**Available data:**
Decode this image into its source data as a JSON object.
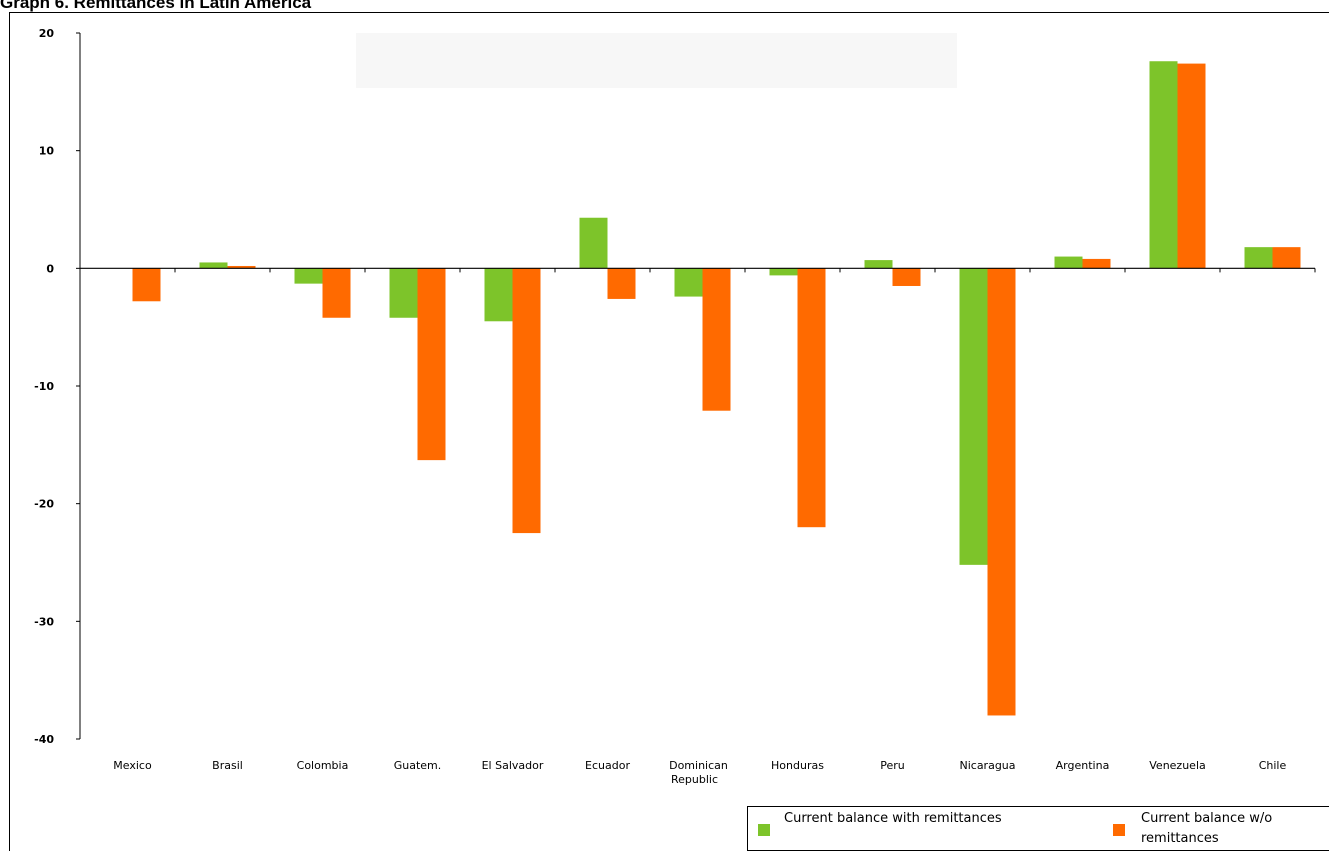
{
  "page_title": "Graph 6. Remittances in Latin America",
  "colors": {
    "with": "#7dc42a",
    "without": "#ff6a00",
    "axis": "#000000"
  },
  "chart_data": {
    "type": "bar",
    "title": "",
    "xlabel": "",
    "ylabel": "",
    "ylim": [
      -40,
      20
    ],
    "yticks": [
      "20",
      "10",
      "0",
      "-10",
      "-20",
      "-30",
      "-40"
    ],
    "ytick_values": [
      20,
      10,
      0,
      -10,
      -20,
      -30,
      -40
    ],
    "categories": [
      "Mexico",
      "Brasil",
      "Colombia",
      "Guatem.",
      "El Salvador",
      "Ecuador",
      "Dominican Republic",
      "Honduras",
      "Peru",
      "Nicaragua",
      "Argentina",
      "Venezuela",
      "Chile"
    ],
    "series": [
      {
        "name": "Current balance with remittances",
        "values": [
          0,
          0.5,
          -1.3,
          -4.2,
          -4.5,
          4.3,
          -2.4,
          -0.6,
          0.7,
          -25.2,
          1.0,
          17.6,
          1.8
        ]
      },
      {
        "name": "Current balance w/o remittances",
        "values": [
          -2.8,
          0.2,
          -4.2,
          -16.3,
          -22.5,
          -2.6,
          -12.1,
          -22.0,
          -1.5,
          -38.0,
          0.8,
          17.4,
          1.8
        ]
      }
    ],
    "legend_position": "bottom-right",
    "grid": false
  }
}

**What to produce:**
Repeat each record exactly, with the pictures left out.

**Worked answer:**
Decode this image into its source data as a JSON object.
{
  "page_title": "Graph 6. Remittances in Latin America",
  "colors": {
    "with": "#7dc42a",
    "without": "#ff6a00",
    "axis": "#000000"
  },
  "chart_data": {
    "type": "bar",
    "title": "",
    "xlabel": "",
    "ylabel": "",
    "ylim": [
      -40,
      20
    ],
    "yticks": [
      "20",
      "10",
      "0",
      "-10",
      "-20",
      "-30",
      "-40"
    ],
    "ytick_values": [
      20,
      10,
      0,
      -10,
      -20,
      -30,
      -40
    ],
    "categories": [
      "Mexico",
      "Brasil",
      "Colombia",
      "Guatem.",
      "El Salvador",
      "Ecuador",
      "Dominican Republic",
      "Honduras",
      "Peru",
      "Nicaragua",
      "Argentina",
      "Venezuela",
      "Chile"
    ],
    "series": [
      {
        "name": "Current balance with remittances",
        "values": [
          0,
          0.5,
          -1.3,
          -4.2,
          -4.5,
          4.3,
          -2.4,
          -0.6,
          0.7,
          -25.2,
          1.0,
          17.6,
          1.8
        ]
      },
      {
        "name": "Current balance w/o remittances",
        "values": [
          -2.8,
          0.2,
          -4.2,
          -16.3,
          -22.5,
          -2.6,
          -12.1,
          -22.0,
          -1.5,
          -38.0,
          0.8,
          17.4,
          1.8
        ]
      }
    ],
    "legend_position": "bottom-right",
    "grid": false
  }
}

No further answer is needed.